GIVEN TASK:
Collect all the lines that mention the word "want".

☆ ☆ ☆ ☆

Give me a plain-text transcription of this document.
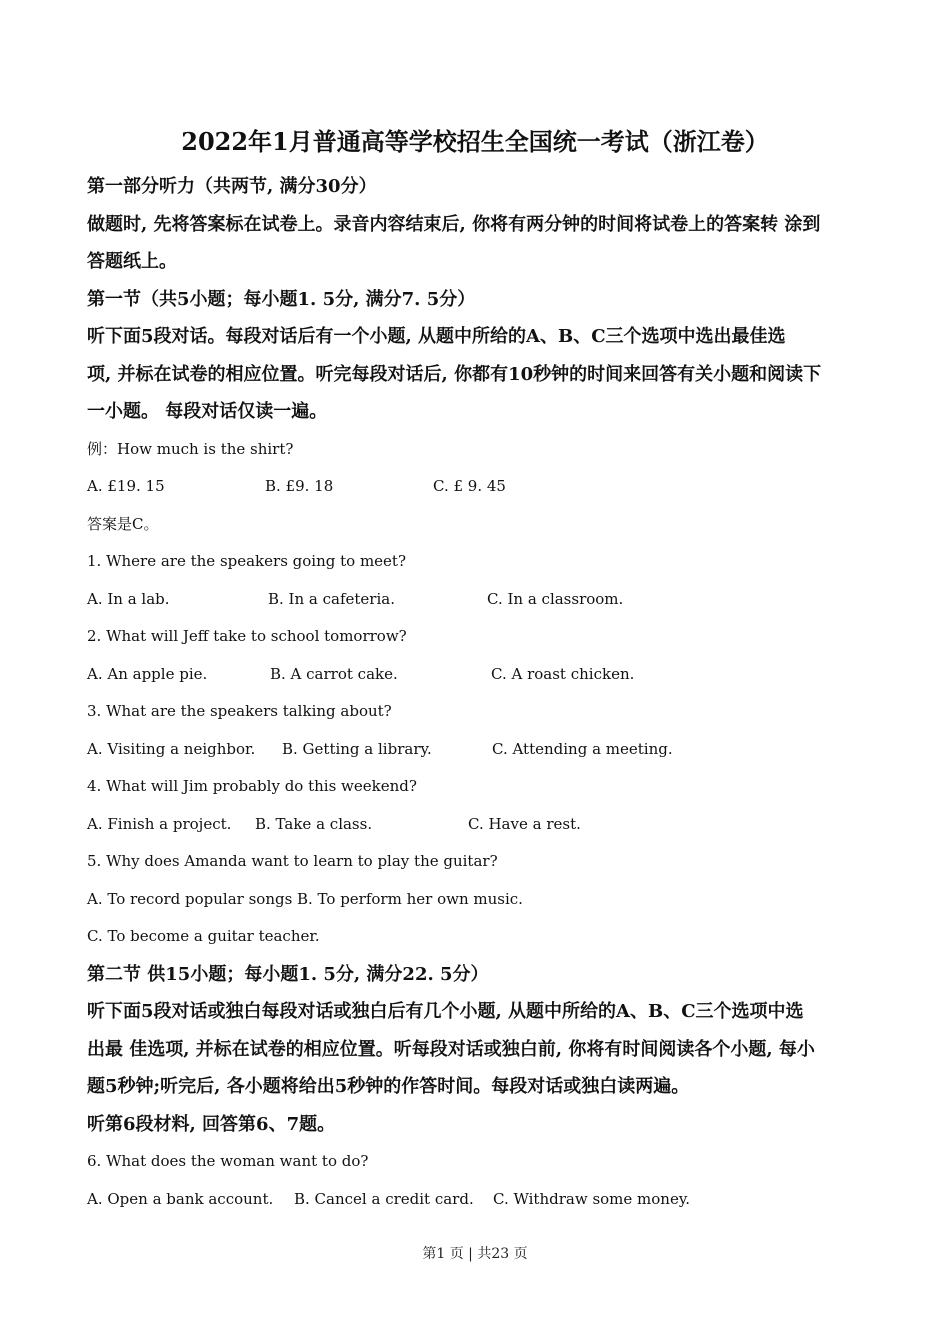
2022年1月普通高等学校招生全国统一考试（浙江卷）

第一部分听力（共两节, 满分30分）

做题时, 先将答案标在试卷上。录音内容结束后, 你将有两分钟的时间将试卷上的答案转 涂到

答题纸上。

第一节（共5小题；每小题1. 5分, 满分7. 5分）

听下面5段对话。每段对话后有一个小题, 从题中所给的A、B、C三个选项中选出最佳选

项, 并标在试卷的相应位置。听完每段对话后, 你都有10秒钟的时间来回答有关小题和阅读下

一小题。 每段对话仅读一遍。

例：How much is the shirt?

A. £19. 15	B. £9. 18	C. £ 9. 45

答案是C。

1. Where are the speakers going to meet?

A. In a lab.	B. In a cafeteria.	C. In a classroom.

2. What will Jeff take to school tomorrow?

A. An apple pie.	B. A carrot cake.	C. A roast chicken.

3. What are the speakers talking about?

A. Visiting a neighbor. B. Getting a library.	C. Attending a meeting.

4. What will Jim probably do this weekend?

A. Finish a project. B. Take a class.	C. Have a rest.

5. Why does Amanda want to learn to play the guitar?

A. To record popular songs B. To perform her own music.

C. To become a guitar teacher.

第二节 供15小题；每小题1. 5分, 满分22. 5分）

听下面5段对话或独白每段对话或独白后有几个小题, 从题中所给的A、B、C三个选项中选

出最 佳选项, 并标在试卷的相应位置。听每段对话或独白前, 你将有时间阅读各个小题, 每小

题5秒钟;听完后, 各小题将给出5秒钟的作答时间。每段对话或独白读两遍。

听第6段材料, 回答第6、7题。

6. What does the woman want to do?

A. Open a bank account. B. Cancel a credit card. C. Withdraw some money.
第1 页 | 共23 页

☆ ☆ ☆ ☆

SOLUTION BELOW:
5. Why does Amanda want to learn to play the guitar?
6. What does the woman want to do?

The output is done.